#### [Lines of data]

━━━━━━━━━━━━━━━━━━━━

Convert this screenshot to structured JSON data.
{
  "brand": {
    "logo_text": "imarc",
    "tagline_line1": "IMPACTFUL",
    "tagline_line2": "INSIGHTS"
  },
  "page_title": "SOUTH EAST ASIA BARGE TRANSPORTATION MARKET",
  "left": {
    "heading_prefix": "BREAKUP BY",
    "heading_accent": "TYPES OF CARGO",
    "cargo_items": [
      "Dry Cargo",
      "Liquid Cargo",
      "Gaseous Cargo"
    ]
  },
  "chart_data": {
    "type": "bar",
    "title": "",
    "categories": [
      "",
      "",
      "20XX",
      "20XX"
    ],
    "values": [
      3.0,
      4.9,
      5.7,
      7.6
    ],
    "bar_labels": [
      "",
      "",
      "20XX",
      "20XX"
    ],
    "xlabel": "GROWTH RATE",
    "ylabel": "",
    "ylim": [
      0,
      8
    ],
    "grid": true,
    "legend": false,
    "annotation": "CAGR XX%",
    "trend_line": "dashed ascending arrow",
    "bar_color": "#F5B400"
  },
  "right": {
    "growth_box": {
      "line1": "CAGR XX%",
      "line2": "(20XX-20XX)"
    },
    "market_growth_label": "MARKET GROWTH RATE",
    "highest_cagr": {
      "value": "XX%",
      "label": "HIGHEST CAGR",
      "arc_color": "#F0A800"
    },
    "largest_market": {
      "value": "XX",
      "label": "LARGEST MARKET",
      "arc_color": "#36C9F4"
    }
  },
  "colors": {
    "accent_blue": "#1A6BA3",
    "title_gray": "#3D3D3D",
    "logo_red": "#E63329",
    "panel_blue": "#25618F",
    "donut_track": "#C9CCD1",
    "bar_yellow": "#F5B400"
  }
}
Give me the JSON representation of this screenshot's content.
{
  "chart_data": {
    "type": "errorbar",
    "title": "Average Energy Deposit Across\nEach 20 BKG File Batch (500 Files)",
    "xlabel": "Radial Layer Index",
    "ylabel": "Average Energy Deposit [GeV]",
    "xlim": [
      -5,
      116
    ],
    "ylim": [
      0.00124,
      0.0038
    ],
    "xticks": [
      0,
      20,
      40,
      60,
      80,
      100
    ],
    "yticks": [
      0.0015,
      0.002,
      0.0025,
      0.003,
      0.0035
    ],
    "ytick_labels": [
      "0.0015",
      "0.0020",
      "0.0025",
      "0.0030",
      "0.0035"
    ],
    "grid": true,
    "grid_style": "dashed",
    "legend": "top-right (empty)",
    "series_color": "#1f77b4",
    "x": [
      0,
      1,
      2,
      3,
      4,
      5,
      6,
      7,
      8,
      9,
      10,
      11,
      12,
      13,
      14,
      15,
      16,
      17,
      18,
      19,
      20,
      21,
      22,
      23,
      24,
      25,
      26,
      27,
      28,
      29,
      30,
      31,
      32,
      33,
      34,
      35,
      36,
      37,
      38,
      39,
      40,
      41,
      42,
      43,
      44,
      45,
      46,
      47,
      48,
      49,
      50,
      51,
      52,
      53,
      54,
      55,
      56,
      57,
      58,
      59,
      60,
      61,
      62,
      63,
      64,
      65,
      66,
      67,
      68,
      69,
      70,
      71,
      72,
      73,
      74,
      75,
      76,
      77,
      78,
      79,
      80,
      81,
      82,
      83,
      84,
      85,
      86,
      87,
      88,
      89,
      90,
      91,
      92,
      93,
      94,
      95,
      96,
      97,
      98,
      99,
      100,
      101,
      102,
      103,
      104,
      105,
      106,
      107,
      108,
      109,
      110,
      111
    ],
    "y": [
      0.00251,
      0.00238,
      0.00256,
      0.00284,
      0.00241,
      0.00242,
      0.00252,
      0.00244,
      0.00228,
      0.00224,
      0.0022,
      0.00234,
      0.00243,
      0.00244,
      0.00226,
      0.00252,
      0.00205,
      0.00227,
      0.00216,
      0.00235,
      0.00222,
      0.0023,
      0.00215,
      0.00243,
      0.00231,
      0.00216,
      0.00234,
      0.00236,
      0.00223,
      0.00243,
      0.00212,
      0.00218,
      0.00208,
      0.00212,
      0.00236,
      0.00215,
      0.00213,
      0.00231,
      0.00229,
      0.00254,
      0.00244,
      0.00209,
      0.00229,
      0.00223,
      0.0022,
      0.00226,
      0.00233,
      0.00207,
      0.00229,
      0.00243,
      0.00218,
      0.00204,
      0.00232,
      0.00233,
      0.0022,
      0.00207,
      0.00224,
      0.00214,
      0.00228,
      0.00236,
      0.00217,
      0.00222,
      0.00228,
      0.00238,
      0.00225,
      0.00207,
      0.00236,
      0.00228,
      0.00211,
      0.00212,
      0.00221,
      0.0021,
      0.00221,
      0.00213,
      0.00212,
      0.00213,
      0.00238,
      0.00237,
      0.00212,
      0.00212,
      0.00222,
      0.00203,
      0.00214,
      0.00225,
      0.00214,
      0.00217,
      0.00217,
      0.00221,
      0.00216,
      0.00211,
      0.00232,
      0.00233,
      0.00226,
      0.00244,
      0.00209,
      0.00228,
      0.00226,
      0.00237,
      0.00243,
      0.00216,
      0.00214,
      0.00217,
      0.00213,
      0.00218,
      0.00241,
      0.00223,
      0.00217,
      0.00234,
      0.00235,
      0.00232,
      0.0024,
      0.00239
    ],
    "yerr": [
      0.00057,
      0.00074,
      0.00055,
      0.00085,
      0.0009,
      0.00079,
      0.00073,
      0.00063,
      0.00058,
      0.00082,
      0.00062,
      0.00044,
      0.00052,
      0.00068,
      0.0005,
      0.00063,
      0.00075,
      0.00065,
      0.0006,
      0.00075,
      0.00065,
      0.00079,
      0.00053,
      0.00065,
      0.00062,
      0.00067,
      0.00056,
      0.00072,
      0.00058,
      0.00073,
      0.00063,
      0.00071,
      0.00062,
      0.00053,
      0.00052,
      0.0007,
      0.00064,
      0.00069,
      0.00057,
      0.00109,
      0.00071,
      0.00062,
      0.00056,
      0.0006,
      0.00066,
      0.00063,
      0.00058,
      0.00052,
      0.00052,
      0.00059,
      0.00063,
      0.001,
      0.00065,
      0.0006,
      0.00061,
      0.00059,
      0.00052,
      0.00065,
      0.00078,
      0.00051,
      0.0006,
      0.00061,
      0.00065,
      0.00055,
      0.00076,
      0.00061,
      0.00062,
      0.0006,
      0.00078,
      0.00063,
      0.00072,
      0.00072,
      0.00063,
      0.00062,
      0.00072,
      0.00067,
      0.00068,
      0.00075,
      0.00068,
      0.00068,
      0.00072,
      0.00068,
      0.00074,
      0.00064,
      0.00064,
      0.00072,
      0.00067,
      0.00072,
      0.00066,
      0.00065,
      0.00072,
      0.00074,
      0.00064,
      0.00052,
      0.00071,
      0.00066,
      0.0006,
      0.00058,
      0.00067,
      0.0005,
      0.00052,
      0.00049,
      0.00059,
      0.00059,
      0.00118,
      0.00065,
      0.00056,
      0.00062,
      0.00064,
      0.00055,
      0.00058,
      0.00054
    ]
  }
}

━━━━━━━━━━━━━━━━━━━━

#### [TASK STATEMENT]
Locate the word "screenshot" in the records above, and return each line that has it.

#### [SOLVED EXERCISE]
Convert this screenshot to structured JSON data.
Give me the JSON representation of this screenshot's content.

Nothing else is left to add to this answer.